Information given:
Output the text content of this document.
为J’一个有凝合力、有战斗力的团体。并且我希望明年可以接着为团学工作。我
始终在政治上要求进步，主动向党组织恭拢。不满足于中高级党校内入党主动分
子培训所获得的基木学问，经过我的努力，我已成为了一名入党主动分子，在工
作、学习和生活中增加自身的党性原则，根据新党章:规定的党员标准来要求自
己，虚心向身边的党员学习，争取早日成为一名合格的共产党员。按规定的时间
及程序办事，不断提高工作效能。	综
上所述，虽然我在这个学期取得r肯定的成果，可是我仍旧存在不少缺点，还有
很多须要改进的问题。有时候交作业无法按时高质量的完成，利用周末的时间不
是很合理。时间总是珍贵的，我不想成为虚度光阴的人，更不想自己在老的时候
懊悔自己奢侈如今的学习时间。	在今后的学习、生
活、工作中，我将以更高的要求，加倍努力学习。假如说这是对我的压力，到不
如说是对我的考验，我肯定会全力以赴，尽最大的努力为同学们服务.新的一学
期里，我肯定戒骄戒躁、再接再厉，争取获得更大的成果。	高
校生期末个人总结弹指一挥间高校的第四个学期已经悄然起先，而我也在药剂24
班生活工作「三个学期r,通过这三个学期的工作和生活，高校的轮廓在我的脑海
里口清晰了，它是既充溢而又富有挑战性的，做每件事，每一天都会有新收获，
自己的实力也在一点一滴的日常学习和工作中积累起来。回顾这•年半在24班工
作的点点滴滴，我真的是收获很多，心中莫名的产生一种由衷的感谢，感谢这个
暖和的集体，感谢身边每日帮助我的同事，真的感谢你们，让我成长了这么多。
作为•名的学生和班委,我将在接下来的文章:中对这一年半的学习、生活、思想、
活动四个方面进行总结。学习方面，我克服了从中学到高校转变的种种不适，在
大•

Requirement:
Type the material above out again, exactly.

Answer for the task:
Output the text content of this document.
为J’一个有凝合力、有战斗力的团体。并且我希望明年可以接着为团学工作。我
始终在政治上要求进步，主动向党组织恭拢。不满足于中高级党校内入党主动分
子培训所获得的基木学问，经过我的努力，我已成为了一名入党主动分子，在工
作、学习和生活中增加自身的党性原则，根据新党章:规定的党员标准来要求自
己，虚心向身边的党员学习，争取早日成为一名合格的共产党员。按规定的时间
及程序办事，不断提高工作效能。	综
上所述，虽然我在这个学期取得r肯定的成果，可是我仍旧存在不少缺点，还有
很多须要改进的问题。有时候交作业无法按时高质量的完成，利用周末的时间不
是很合理。时间总是珍贵的，我不想成为虚度光阴的人，更不想自己在老的时候
懊悔自己奢侈如今的学习时间。	在今后的学习、生
活、工作中，我将以更高的要求，加倍努力学习。假如说这是对我的压力，到不
如说是对我的考验，我肯定会全力以赴，尽最大的努力为同学们服务.新的一学
期里，我肯定戒骄戒躁、再接再厉，争取获得更大的成果。	高
校生期末个人总结弹指一挥间高校的第四个学期已经悄然起先，而我也在药剂24
班生活工作「三个学期r,通过这三个学期的工作和生活，高校的轮廓在我的脑海
里口清晰了，它是既充溢而又富有挑战性的，做每件事，每一天都会有新收获，
自己的实力也在一点一滴的日常学习和工作中积累起来。回顾这•年半在24班工
作的点点滴滴，我真的是收获很多，心中莫名的产生一种由衷的感谢，感谢这个
暖和的集体，感谢身边每日帮助我的同事，真的感谢你们，让我成长了这么多。
作为•名的学生和班委,我将在接下来的文章:中对这一年半的学习、生活、思想、
活动四个方面进行总结。学习方面，我克服了从中学到高校转变的种种不适，在
大•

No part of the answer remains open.